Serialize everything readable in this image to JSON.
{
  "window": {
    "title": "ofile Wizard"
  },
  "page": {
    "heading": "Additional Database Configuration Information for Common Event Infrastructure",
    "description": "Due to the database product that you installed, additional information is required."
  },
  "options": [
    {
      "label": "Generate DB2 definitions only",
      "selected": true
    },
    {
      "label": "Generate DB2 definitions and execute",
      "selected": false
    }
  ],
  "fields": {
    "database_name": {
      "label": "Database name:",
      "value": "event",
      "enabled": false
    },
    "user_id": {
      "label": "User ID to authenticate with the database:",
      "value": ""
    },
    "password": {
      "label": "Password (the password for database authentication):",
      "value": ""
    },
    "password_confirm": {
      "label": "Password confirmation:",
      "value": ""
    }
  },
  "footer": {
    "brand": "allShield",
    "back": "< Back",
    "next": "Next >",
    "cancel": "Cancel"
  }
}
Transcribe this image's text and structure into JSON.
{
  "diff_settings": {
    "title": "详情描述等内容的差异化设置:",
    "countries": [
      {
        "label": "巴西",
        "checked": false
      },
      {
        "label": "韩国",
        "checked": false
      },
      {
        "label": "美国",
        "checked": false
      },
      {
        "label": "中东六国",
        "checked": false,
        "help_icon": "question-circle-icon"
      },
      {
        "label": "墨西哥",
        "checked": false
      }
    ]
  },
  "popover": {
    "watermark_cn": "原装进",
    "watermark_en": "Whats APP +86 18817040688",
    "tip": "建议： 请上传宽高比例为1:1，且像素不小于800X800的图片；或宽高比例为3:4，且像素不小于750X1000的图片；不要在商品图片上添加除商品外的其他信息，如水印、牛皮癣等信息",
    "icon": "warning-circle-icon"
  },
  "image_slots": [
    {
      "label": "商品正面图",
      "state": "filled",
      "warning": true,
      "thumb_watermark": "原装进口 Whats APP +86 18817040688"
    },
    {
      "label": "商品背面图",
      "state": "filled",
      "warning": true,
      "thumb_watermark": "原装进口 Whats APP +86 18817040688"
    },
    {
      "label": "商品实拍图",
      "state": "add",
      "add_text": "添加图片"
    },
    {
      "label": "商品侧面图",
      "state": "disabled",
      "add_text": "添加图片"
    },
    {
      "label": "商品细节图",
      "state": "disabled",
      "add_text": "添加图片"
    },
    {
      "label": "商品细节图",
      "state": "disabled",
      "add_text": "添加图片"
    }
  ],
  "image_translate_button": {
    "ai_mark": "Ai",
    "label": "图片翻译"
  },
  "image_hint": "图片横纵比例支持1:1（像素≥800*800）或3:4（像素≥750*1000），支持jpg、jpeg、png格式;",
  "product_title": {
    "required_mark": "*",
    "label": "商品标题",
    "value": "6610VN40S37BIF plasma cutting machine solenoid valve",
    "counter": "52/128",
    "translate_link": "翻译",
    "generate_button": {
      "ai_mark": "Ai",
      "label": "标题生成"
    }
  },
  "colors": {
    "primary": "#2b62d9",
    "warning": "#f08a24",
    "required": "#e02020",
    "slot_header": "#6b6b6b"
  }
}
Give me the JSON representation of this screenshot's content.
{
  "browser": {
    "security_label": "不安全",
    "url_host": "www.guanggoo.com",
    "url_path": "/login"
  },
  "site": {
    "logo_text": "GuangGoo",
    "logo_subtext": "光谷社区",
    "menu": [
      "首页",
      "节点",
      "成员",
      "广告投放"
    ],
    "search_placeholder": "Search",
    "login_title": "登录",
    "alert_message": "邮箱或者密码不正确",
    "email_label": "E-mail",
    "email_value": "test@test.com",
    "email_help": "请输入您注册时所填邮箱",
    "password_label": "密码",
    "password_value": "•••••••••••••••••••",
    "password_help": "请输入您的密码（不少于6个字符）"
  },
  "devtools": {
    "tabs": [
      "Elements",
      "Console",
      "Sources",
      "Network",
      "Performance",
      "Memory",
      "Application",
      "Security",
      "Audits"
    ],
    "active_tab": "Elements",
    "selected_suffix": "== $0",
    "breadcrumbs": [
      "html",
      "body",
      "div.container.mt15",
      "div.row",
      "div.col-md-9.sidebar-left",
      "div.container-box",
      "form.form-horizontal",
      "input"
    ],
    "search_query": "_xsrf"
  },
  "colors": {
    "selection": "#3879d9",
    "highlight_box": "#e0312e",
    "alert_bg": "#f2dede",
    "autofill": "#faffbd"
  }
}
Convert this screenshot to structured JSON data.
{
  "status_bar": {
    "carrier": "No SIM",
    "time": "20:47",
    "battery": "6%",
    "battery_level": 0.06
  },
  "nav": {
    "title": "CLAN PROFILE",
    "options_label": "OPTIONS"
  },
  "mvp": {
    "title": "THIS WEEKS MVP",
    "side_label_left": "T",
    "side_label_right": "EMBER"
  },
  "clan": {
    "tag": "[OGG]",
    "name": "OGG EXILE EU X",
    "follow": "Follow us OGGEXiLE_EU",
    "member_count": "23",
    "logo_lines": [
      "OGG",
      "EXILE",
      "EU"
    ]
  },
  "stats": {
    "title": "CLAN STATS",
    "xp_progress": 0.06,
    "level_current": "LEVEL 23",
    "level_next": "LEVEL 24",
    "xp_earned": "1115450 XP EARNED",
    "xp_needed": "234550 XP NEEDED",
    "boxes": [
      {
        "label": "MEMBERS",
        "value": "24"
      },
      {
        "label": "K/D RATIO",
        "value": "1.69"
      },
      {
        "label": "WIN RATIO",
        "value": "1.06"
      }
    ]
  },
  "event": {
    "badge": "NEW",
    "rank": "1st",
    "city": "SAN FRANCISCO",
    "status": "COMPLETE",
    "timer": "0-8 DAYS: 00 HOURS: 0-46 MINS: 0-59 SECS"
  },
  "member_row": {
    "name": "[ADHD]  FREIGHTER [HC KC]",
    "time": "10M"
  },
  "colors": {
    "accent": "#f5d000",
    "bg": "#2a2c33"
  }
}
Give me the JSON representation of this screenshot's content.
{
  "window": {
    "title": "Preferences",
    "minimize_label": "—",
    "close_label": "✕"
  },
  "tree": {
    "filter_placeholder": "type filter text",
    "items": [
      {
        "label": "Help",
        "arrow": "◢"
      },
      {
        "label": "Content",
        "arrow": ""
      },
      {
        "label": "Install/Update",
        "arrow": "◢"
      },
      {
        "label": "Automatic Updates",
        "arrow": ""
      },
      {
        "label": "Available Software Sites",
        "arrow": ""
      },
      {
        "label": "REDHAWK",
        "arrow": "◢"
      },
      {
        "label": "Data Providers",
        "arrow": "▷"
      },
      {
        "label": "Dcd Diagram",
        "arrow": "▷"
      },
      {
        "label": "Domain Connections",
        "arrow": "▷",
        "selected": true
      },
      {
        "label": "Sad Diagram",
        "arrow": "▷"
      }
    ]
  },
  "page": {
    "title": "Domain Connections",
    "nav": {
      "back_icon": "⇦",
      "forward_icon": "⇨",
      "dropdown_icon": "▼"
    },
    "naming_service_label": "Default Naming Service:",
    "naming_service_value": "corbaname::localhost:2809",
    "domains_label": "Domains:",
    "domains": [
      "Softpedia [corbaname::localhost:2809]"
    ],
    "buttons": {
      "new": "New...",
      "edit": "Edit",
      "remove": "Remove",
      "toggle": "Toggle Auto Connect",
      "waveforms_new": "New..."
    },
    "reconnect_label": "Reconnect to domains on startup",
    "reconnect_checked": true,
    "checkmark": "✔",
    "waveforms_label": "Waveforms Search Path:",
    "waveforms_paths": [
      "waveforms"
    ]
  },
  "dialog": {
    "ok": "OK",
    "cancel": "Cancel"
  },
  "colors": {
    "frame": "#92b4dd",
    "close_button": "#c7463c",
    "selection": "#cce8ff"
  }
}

# Instructions for the task:
Copy all the lines, exactly.

# Exercise response:
Serialize everything readable in this image to JSON.
{
  "window": {
    "title": "ofile Wizard"
  },
  "page": {
    "heading": "Additional Database Configuration Information for Common Event Infrastructure",
    "description": "Due to the database product that you installed, additional information is required."
  },
  "options": [
    {
      "label": "Generate DB2 definitions only",
      "selected": true
    },
    {
      "label": "Generate DB2 definitions and execute",
      "selected": false
    }
  ],
  "fields": {
    "database_name": {
      "label": "Database name:",
      "value": "event",
      "enabled": false
    },
    "user_id": {
      "label": "User ID to authenticate with the database:",
      "value": ""
    },
    "password": {
      "label": "Password (the password for database authentication):",
      "value": ""
    },
    "password_confirm": {
      "label": "Password confirmation:",
      "value": ""
    }
  },
  "footer": {
    "brand": "allShield",
    "back": "< Back",
    "next": "Next >",
    "cancel": "Cancel"
  }
}
Transcribe this image's text and structure into JSON.
{
  "diff_settings": {
    "title": "详情描述等内容的差异化设置:",
    "countries": [
      {
        "label": "巴西",
        "checked": false
      },
      {
        "label": "韩国",
        "checked": false
      },
      {
        "label": "美国",
        "checked": false
      },
      {
        "label": "中东六国",
        "checked": false,
        "help_icon": "question-circle-icon"
      },
      {
        "label": "墨西哥",
        "checked": false
      }
    ]
  },
  "popover": {
    "watermark_cn": "原装进",
    "watermark_en": "Whats APP +86 18817040688",
    "tip": "建议： 请上传宽高比例为1:1，且像素不小于800X800的图片；或宽高比例为3:4，且像素不小于750X1000的图片；不要在商品图片上添加除商品外的其他信息，如水印、牛皮癣等信息",
    "icon": "warning-circle-icon"
  },
  "image_slots": [
    {
      "label": "商品正面图",
      "state": "filled",
      "warning": true,
      "thumb_watermark": "原装进口 Whats APP +86 18817040688"
    },
    {
      "label": "商品背面图",
      "state": "filled",
      "warning": true,
      "thumb_watermark": "原装进口 Whats APP +86 18817040688"
    },
    {
      "label": "商品实拍图",
      "state": "add",
      "add_text": "添加图片"
    },
    {
      "label": "商品侧面图",
      "state": "disabled",
      "add_text": "添加图片"
    },
    {
      "label": "商品细节图",
      "state": "disabled",
      "add_text": "添加图片"
    },
    {
      "label": "商品细节图",
      "state": "disabled",
      "add_text": "添加图片"
    }
  ],
  "image_translate_button": {
    "ai_mark": "Ai",
    "label": "图片翻译"
  },
  "image_hint": "图片横纵比例支持1:1（像素≥800*800）或3:4（像素≥750*1000），支持jpg、jpeg、png格式;",
  "product_title": {
    "required_mark": "*",
    "label": "商品标题",
    "value": "6610VN40S37BIF plasma cutting machine solenoid valve",
    "counter": "52/128",
    "translate_link": "翻译",
    "generate_button": {
      "ai_mark": "Ai",
      "label": "标题生成"
    }
  },
  "colors": {
    "primary": "#2b62d9",
    "warning": "#f08a24",
    "required": "#e02020",
    "slot_header": "#6b6b6b"
  }
}
Give me the JSON representation of this screenshot's content.
{
  "browser": {
    "security_label": "不安全",
    "url_host": "www.guanggoo.com",
    "url_path": "/login"
  },
  "site": {
    "logo_text": "GuangGoo",
    "logo_subtext": "光谷社区",
    "menu": [
      "首页",
      "节点",
      "成员",
      "广告投放"
    ],
    "search_placeholder": "Search",
    "login_title": "登录",
    "alert_message": "邮箱或者密码不正确",
    "email_label": "E-mail",
    "email_value": "test@test.com",
    "email_help": "请输入您注册时所填邮箱",
    "password_label": "密码",
    "password_value": "•••••••••••••••••••",
    "password_help": "请输入您的密码（不少于6个字符）"
  },
  "devtools": {
    "tabs": [
      "Elements",
      "Console",
      "Sources",
      "Network",
      "Performance",
      "Memory",
      "Application",
      "Security",
      "Audits"
    ],
    "active_tab": "Elements",
    "selected_suffix": "== $0",
    "breadcrumbs": [
      "html",
      "body",
      "div.container.mt15",
      "div.row",
      "div.col-md-9.sidebar-left",
      "div.container-box",
      "form.form-horizontal",
      "input"
    ],
    "search_query": "_xsrf"
  },
  "colors": {
    "selection": "#3879d9",
    "highlight_box": "#e0312e",
    "alert_bg": "#f2dede",
    "autofill": "#faffbd"
  }
}
Convert this screenshot to structured JSON data.
{
  "status_bar": {
    "carrier": "No SIM",
    "time": "20:47",
    "battery": "6%",
    "battery_level": 0.06
  },
  "nav": {
    "title": "CLAN PROFILE",
    "options_label": "OPTIONS"
  },
  "mvp": {
    "title": "THIS WEEKS MVP",
    "side_label_left": "T",
    "side_label_right": "EMBER"
  },
  "clan": {
    "tag": "[OGG]",
    "name": "OGG EXILE EU X",
    "follow": "Follow us OGGEXiLE_EU",
    "member_count": "23",
    "logo_lines": [
      "OGG",
      "EXILE",
      "EU"
    ]
  },
  "stats": {
    "title": "CLAN STATS",
    "xp_progress": 0.06,
    "level_current": "LEVEL 23",
    "level_next": "LEVEL 24",
    "xp_earned": "1115450 XP EARNED",
    "xp_needed": "234550 XP NEEDED",
    "boxes": [
      {
        "label": "MEMBERS",
        "value": "24"
      },
      {
        "label": "K/D RATIO",
        "value": "1.69"
      },
      {
        "label": "WIN RATIO",
        "value": "1.06"
      }
    ]
  },
  "event": {
    "badge": "NEW",
    "rank": "1st",
    "city": "SAN FRANCISCO",
    "status": "COMPLETE",
    "timer": "0-8 DAYS: 00 HOURS: 0-46 MINS: 0-59 SECS"
  },
  "member_row": {
    "name": "[ADHD]  FREIGHTER [HC KC]",
    "time": "10M"
  },
  "colors": {
    "accent": "#f5d000",
    "bg": "#2a2c33"
  }
}
Give me the JSON representation of this screenshot's content.
{
  "window": {
    "title": "Preferences",
    "minimize_label": "—",
    "close_label": "✕"
  },
  "tree": {
    "filter_placeholder": "type filter text",
    "items": [
      {
        "label": "Help",
        "arrow": "◢"
      },
      {
        "label": "Content",
        "arrow": ""
      },
      {
        "label": "Install/Update",
        "arrow": "◢"
      },
      {
        "label": "Automatic Updates",
        "arrow": ""
      },
      {
        "label": "Available Software Sites",
        "arrow": ""
      },
      {
        "label": "REDHAWK",
        "arrow": "◢"
      },
      {
        "label": "Data Providers",
        "arrow": "▷"
      },
      {
        "label": "Dcd Diagram",
        "arrow": "▷"
      },
      {
        "label": "Domain Connections",
        "arrow": "▷",
        "selected": true
      },
      {
        "label": "Sad Diagram",
        "arrow": "▷"
      }
    ]
  },
  "page": {
    "title": "Domain Connections",
    "nav": {
      "back_icon": "⇦",
      "forward_icon": "⇨",
      "dropdown_icon": "▼"
    },
    "naming_service_label": "Default Naming Service:",
    "naming_service_value": "corbaname::localhost:2809",
    "domains_label": "Domains:",
    "domains": [
      "Softpedia [corbaname::localhost:2809]"
    ],
    "buttons": {
      "new": "New...",
      "edit": "Edit",
      "remove": "Remove",
      "toggle": "Toggle Auto Connect",
      "waveforms_new": "New..."
    },
    "reconnect_label": "Reconnect to domains on startup",
    "reconnect_checked": true,
    "checkmark": "✔",
    "waveforms_label": "Waveforms Search Path:",
    "waveforms_paths": [
      "waveforms"
    ]
  },
  "dialog": {
    "ok": "OK",
    "cancel": "Cancel"
  },
  "colors": {
    "frame": "#92b4dd",
    "close_button": "#c7463c",
    "selection": "#cce8ff"
  }
}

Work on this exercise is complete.